# CHALLENGE
Rewrite every line of the records below as a numbered list, skipping any blank lines.

# RECORDS TO USE
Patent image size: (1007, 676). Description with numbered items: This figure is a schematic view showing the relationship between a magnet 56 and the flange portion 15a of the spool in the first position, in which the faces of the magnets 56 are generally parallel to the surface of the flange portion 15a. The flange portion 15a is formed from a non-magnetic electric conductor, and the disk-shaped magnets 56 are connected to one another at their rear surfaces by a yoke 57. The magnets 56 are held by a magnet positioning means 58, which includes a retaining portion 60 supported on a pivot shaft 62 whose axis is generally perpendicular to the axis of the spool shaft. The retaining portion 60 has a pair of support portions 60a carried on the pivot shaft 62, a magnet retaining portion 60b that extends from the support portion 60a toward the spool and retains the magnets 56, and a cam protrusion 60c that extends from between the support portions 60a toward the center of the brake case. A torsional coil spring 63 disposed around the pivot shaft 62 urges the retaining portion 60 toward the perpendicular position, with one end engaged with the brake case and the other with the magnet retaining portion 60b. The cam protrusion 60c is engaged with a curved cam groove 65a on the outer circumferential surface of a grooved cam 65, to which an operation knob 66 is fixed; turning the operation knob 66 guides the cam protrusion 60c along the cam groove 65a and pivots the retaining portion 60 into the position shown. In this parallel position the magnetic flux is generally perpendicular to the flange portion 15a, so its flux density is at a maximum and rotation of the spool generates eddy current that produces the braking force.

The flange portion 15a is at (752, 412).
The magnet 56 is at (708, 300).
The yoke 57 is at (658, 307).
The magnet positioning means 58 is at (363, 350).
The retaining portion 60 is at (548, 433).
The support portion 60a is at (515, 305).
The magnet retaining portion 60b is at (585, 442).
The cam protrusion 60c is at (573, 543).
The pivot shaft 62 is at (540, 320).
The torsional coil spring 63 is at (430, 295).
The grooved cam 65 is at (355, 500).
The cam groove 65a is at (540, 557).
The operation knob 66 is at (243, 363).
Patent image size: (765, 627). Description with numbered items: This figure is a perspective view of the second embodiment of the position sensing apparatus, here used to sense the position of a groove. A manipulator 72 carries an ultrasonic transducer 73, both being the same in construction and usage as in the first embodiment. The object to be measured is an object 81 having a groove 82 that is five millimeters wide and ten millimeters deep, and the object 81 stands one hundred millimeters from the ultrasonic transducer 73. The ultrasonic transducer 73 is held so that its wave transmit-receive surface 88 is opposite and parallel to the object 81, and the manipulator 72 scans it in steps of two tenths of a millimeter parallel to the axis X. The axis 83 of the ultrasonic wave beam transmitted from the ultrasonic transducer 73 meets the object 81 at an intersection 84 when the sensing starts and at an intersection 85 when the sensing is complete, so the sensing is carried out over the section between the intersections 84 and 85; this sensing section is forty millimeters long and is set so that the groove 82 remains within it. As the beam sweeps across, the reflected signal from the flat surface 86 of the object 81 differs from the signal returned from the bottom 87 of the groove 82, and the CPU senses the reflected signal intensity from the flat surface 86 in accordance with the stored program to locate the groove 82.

# EXERCISE SOLUTION
1. Patent image size: (1007, 676). Description with numbered items: This figure is a schematic view showing the relationship between a magnet 56 and the flange portion 15a of the spool in the first position, in which the faces of the magnets 56 are generally parallel to the surface of the flange portion 15a. The flange portion 15a is formed from a non-magnetic electric conductor, and the disk-shaped magnets 56 are connected to one another at their rear surfaces by a yoke 57. The magnets 56 are held by a magnet positioning means 58, which includes a retaining portion 60 supported on a pivot shaft 62 whose axis is generally perpendicular to the axis of the spool shaft. The retaining portion 60 has a pair of support portions 60a carried on the pivot shaft 62, a magnet retaining portion 60b that extends from the support portion 60a toward the spool and retains the magnets 56, and a cam protrusion 60c that extends from between the support portions 60a toward the center of the brake case. A torsional coil spring 63 disposed around the pivot shaft 62 urges the retaining portion 60 toward the perpendicular position, with one end engaged with the brake case and the other with the magnet retaining portion 60b. The cam protrusion 60c is engaged with a curved cam groove 65a on the outer circumferential surface of a grooved cam 65, to which an operation knob 66 is fixed; turning the operation knob 66 guides the cam protrusion 60c along the cam groove 65a and pivots the retaining portion 60 into the position shown. In this parallel position the magnetic flux is generally perpendicular to the flange portion 15a, so its flux density is at a maximum and rotation of the spool generates eddy current that produces the braking force.
2. The flange portion 15a is at (752, 412).
3. The magnet 56 is at (708, 300).
4. The yoke 57 is at (658, 307).
5. The magnet positioning means 58 is at (363, 350).
6. The retaining portion 60 is at (548, 433).
7. The support portion 60a is at (515, 305).
8. The magnet retaining portion 60b is at (585, 442).
9. The cam protrusion 60c is at (573, 543).
10. The pivot shaft 62 is at (540, 320).
11. The torsional coil spring 63 is at (430, 295).
12. The grooved cam 65 is at (355, 500).
13. The cam groove 65a is at (540, 557).
14. The operation knob 66 is at (243, 363).
15. Patent image size: (765, 627). Description with numbered items: This figure is a perspective view of the second embodiment of the position sensing apparatus, here used to sense the position of a groove. A manipulator 72 carries an ultrasonic transducer 73, both being the same in construction and usage as in the first embodiment. The object to be measured is an object 81 having a groove 82 that is five millimeters wide and ten millimeters deep, and the object 81 stands one hundred millimeters from the ultrasonic transducer 73. The ultrasonic transducer 73 is held so that its wave transmit-receive surface 88 is opposite and parallel to the object 81, and the manipulator 72 scans it in steps of two tenths of a millimeter parallel to the axis X. The axis 83 of the ultrasonic wave beam transmitted from the ultrasonic transducer 73 meets the object 81 at an intersection 84 when the sensing starts and at an intersection 85 when the sensing is complete, so the sensing is carried out over the section between the intersections 84 and 85; this sensing section is forty millimeters long and is set so that the groove 82 remains within it. As the beam sweeps across, the reflected signal from the flat surface 86 of the object 81 differs from the signal returned from the bottom 87 of the groove 82, and the CPU senses the reflected signal intensity from the flat surface 86 in accordance with the stored program to locate the groove 82.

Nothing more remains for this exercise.